### Exercise brief
In the data below, find every line that has the string "hyperpolarizing", and copy it.

──────── Data rows ────────

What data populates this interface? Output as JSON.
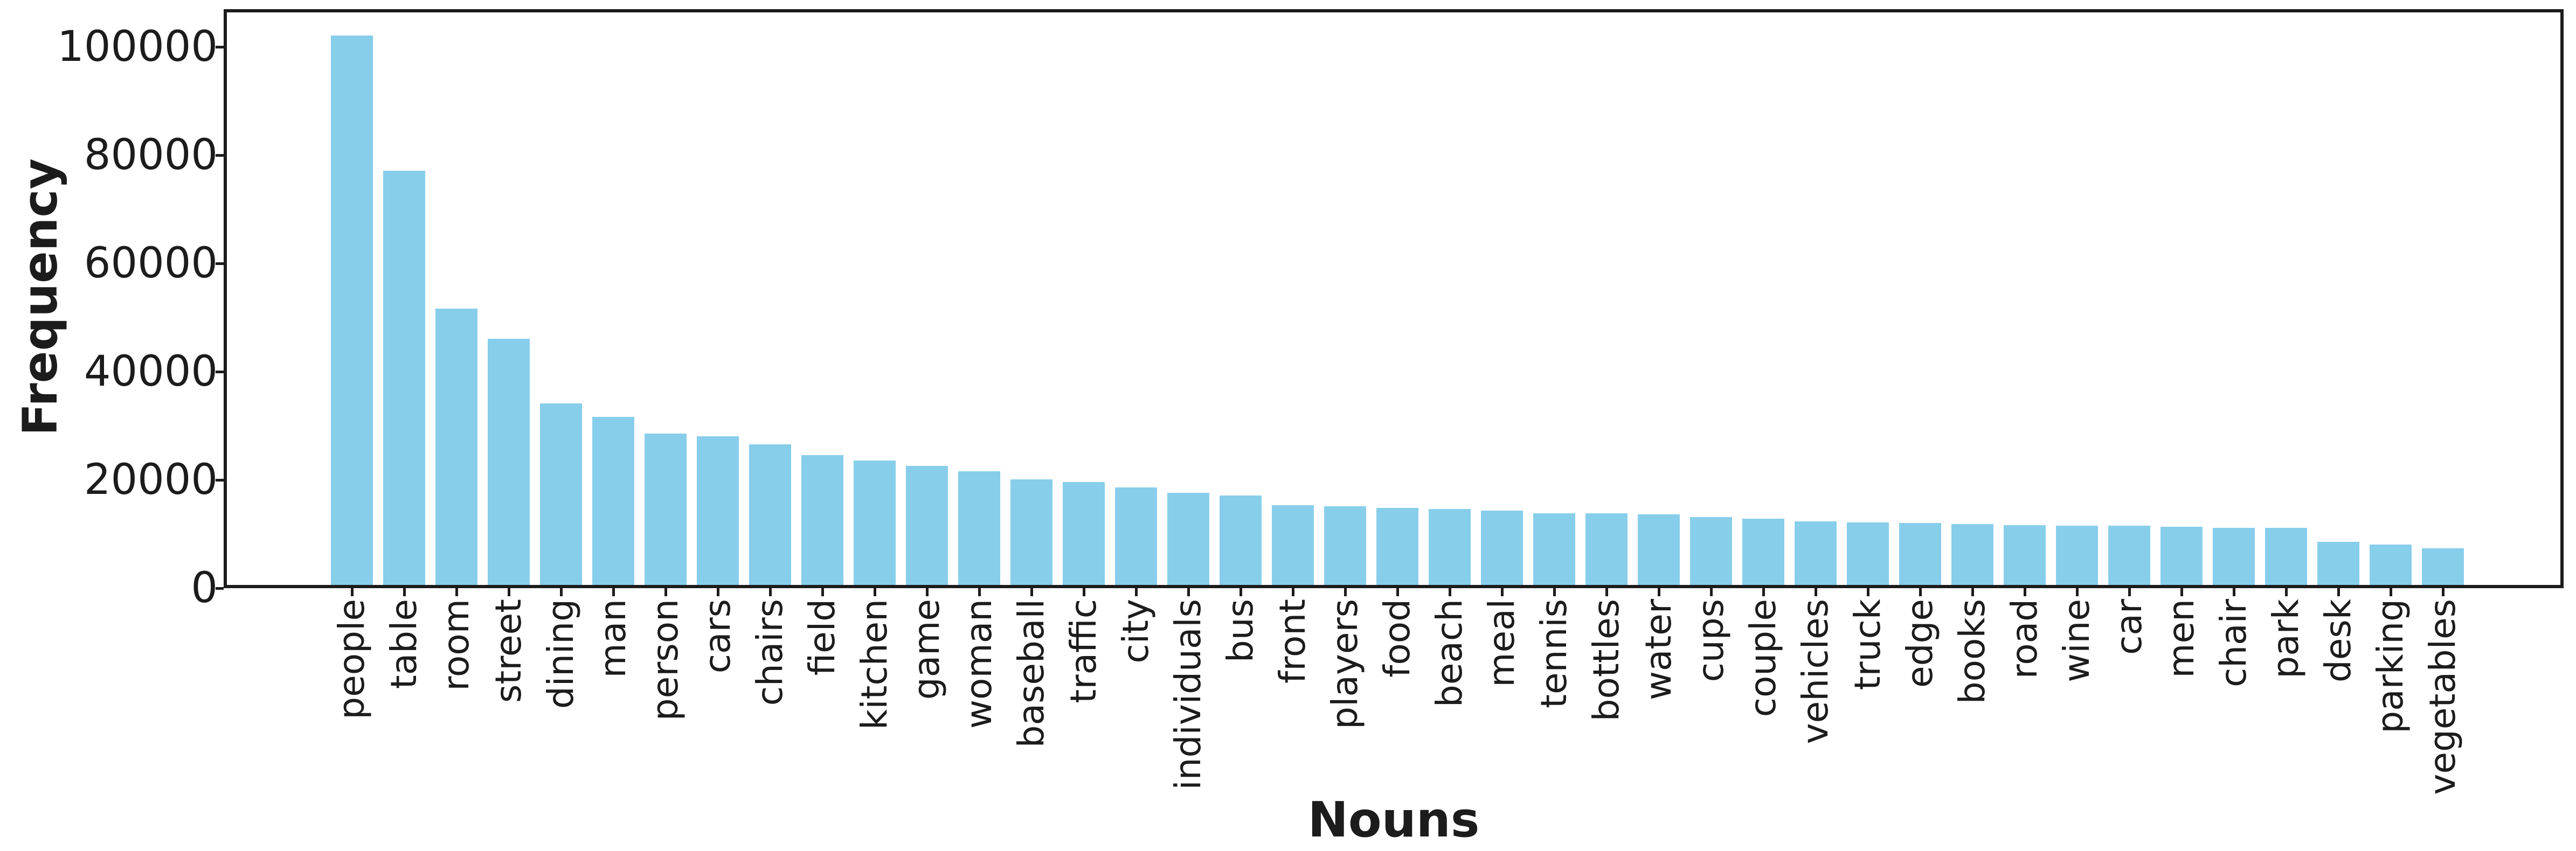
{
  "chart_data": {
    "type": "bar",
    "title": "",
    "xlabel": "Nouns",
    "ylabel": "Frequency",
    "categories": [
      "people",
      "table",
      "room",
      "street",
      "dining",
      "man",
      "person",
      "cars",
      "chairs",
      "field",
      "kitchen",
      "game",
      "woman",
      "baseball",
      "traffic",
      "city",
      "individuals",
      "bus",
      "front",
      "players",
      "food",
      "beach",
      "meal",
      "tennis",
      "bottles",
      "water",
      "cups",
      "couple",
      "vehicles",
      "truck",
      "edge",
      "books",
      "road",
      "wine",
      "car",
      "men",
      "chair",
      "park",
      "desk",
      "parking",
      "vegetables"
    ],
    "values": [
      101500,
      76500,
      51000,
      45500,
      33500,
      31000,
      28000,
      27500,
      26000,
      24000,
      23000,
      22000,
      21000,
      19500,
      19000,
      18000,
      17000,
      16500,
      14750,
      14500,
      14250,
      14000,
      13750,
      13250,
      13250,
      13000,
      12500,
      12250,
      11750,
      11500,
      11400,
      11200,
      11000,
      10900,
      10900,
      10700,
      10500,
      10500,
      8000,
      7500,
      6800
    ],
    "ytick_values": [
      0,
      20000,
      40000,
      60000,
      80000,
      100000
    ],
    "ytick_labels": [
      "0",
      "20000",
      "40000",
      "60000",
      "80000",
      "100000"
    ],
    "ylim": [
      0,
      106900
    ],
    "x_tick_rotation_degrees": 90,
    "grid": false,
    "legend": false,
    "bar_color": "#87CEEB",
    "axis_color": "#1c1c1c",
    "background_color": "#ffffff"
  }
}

────────
──────── Data rows ────────

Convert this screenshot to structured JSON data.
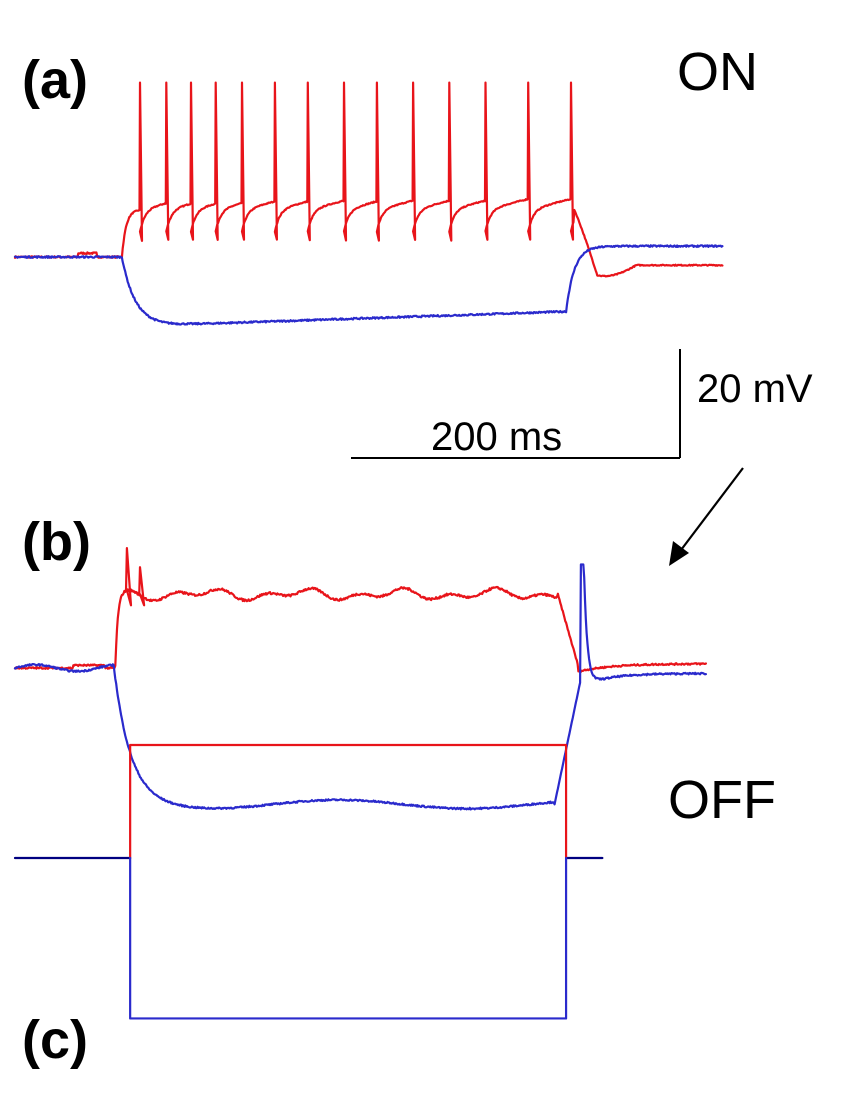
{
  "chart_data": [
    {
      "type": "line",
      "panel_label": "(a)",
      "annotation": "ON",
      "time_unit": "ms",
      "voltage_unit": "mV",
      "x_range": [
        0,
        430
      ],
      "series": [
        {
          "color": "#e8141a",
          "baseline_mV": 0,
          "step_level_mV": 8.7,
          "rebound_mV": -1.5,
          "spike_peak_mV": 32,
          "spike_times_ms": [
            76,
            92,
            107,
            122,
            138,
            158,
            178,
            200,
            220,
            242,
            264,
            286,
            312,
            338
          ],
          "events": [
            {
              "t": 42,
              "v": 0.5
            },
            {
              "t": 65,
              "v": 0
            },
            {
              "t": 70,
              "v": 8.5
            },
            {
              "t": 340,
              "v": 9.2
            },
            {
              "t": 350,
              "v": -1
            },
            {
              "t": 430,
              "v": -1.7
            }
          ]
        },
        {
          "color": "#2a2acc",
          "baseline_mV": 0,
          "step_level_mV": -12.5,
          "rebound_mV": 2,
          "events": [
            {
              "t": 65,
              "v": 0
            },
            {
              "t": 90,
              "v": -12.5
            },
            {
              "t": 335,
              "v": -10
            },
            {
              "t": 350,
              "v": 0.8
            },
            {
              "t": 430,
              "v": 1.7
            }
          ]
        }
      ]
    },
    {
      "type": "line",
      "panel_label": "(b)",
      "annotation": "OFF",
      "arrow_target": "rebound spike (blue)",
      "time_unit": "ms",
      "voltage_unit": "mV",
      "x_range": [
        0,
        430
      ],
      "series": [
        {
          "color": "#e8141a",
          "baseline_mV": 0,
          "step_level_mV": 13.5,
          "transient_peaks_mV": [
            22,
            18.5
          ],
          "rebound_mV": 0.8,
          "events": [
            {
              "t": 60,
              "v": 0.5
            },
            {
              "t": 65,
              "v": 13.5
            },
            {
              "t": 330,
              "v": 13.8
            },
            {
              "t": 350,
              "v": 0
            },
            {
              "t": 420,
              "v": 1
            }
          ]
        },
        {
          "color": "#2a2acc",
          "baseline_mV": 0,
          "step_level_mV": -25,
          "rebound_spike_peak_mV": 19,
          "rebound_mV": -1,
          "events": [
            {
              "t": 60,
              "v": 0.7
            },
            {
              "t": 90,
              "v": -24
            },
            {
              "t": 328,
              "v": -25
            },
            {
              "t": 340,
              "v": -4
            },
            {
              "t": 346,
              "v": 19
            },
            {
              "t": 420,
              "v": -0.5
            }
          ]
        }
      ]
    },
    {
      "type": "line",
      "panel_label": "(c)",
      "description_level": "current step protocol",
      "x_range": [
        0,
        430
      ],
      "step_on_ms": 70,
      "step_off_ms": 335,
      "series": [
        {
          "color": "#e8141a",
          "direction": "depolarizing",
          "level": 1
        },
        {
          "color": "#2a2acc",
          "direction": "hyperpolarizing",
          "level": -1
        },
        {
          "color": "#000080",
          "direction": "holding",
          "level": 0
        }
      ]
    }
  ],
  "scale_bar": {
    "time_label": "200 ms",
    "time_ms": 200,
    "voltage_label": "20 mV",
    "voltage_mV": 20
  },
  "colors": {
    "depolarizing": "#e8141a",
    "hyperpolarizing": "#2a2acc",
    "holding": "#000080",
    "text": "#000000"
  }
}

────────

### Exercise result
          "direction": "hyperpolarizing",
    "hyperpolarizing": "#2a2acc",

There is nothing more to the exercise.